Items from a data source
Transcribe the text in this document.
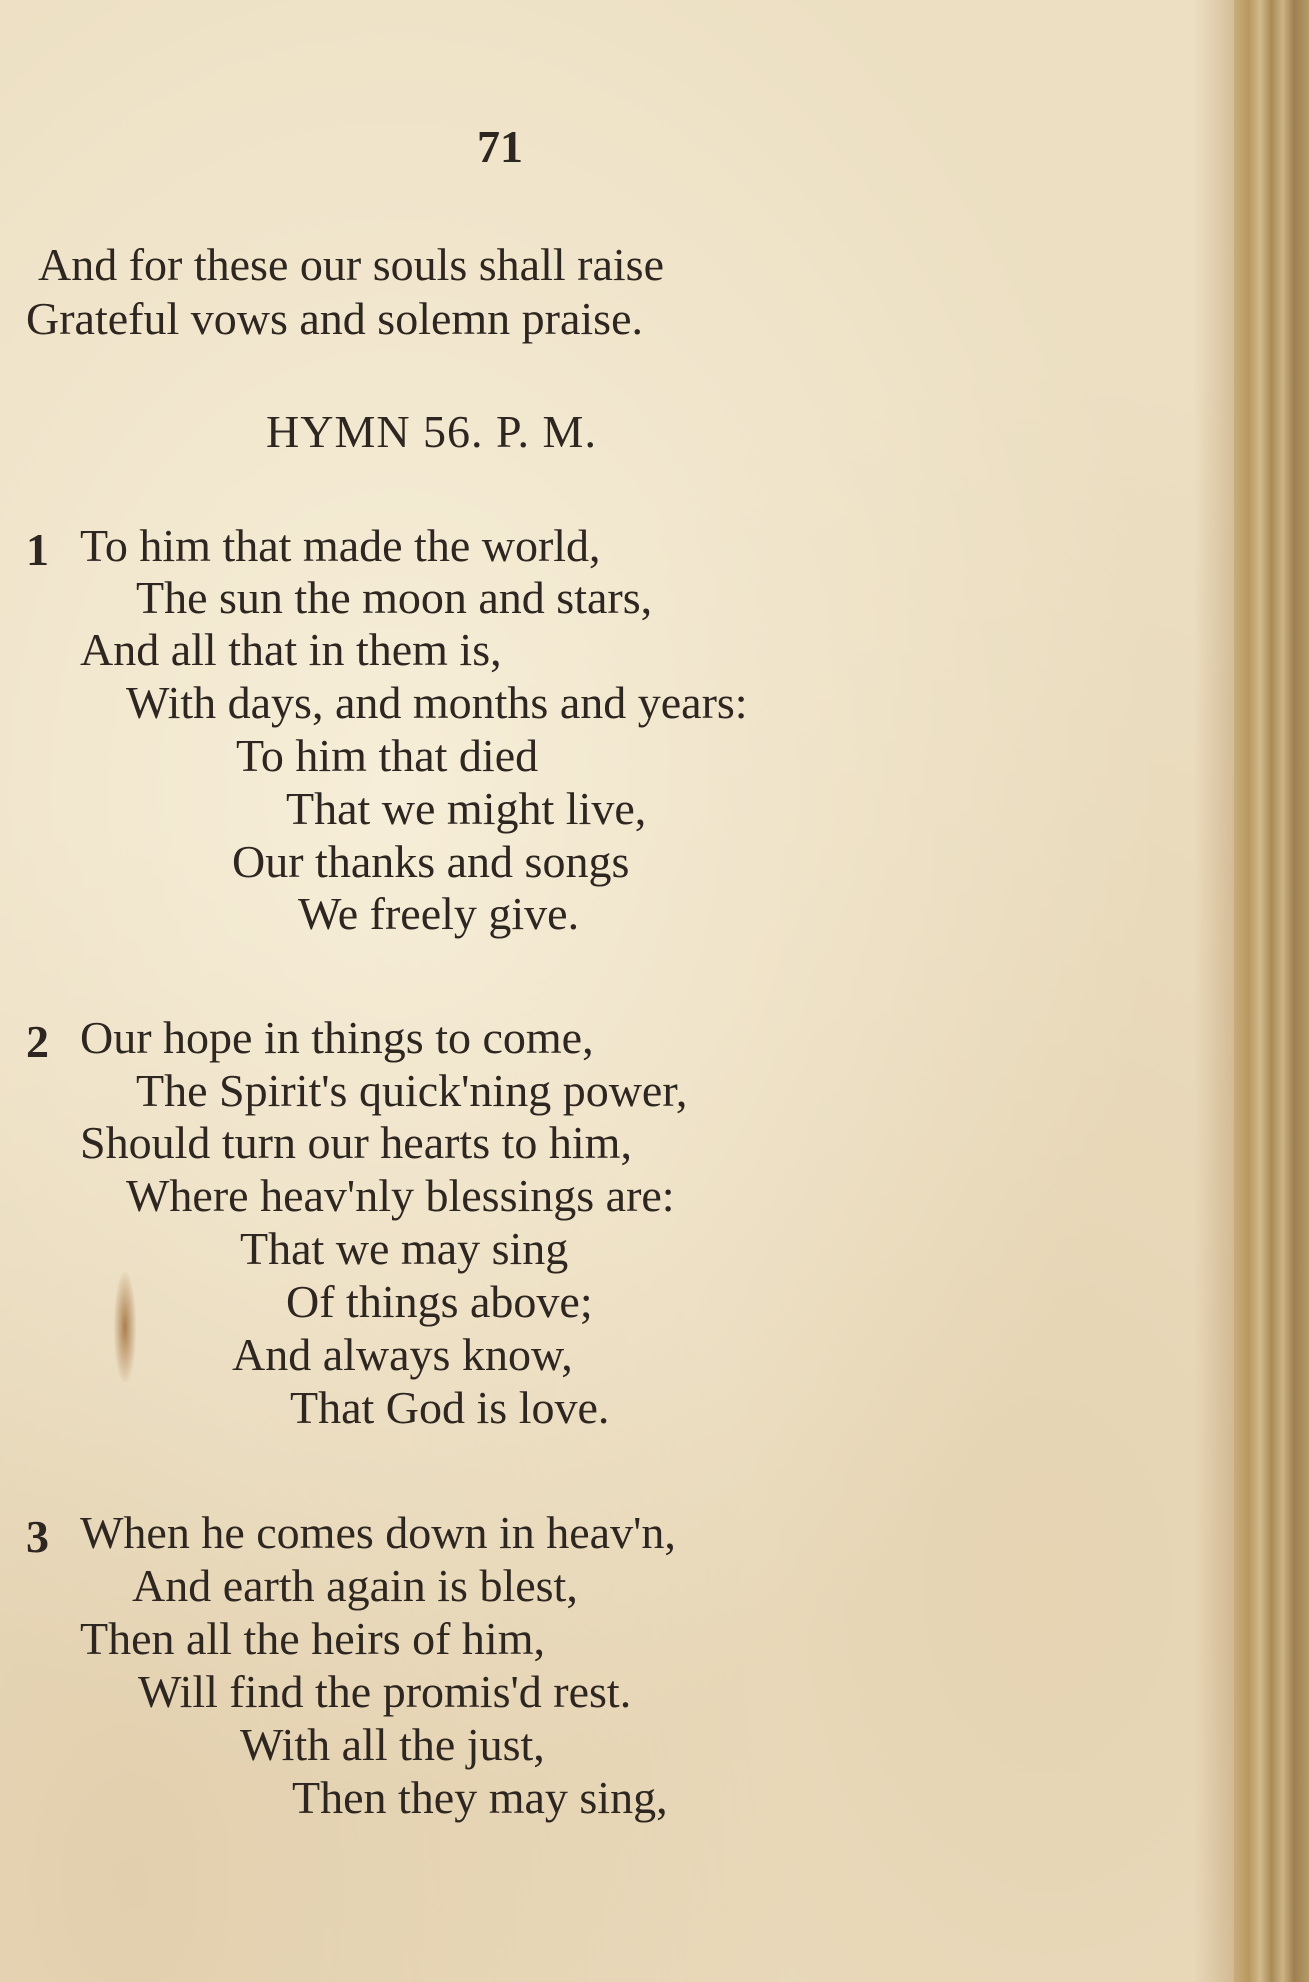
71
And for these our souls shall raise
Grateful vows and solemn praise.
HYMN 56. P. M.
1 To him that made the world,
The sun the moon and stars,
And all that in them is,
With days, and months and years:
To him that died
That we might live,
Our thanks and songs
We freely give.
2 Our hope in things to come,
The Spirit's quick'ning power,
Should turn our hearts to him,
Where heav'nly blessings are:
That we may sing
Of things above;
And always know,
That God is love.
3 When he comes down in heav'n,
And earth again is blest,
Then all the heirs of him,
Will find the promis'd rest.
With all the just,
Then they may sing,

TASK TO CARRY OUT
Give the entries again word for word, but skip the pictures.

RIGHT ANSWER
Transcribe the text in this document.
71
And for these our souls shall raise
Grateful vows and solemn praise.
HYMN 56. P. M.
1 To him that made the world,
The sun the moon and stars,
And all that in them is,
With days, and months and years:
To him that died
That we might live,
Our thanks and songs
We freely give.
2 Our hope in things to come,
The Spirit's quick'ning power,
Should turn our hearts to him,
Where heav'nly blessings are:
That we may sing
Of things above;
And always know,
That God is love.
3 When he comes down in heav'n,
And earth again is blest,
Then all the heirs of him,
Will find the promis'd rest.
With all the just,
Then they may sing,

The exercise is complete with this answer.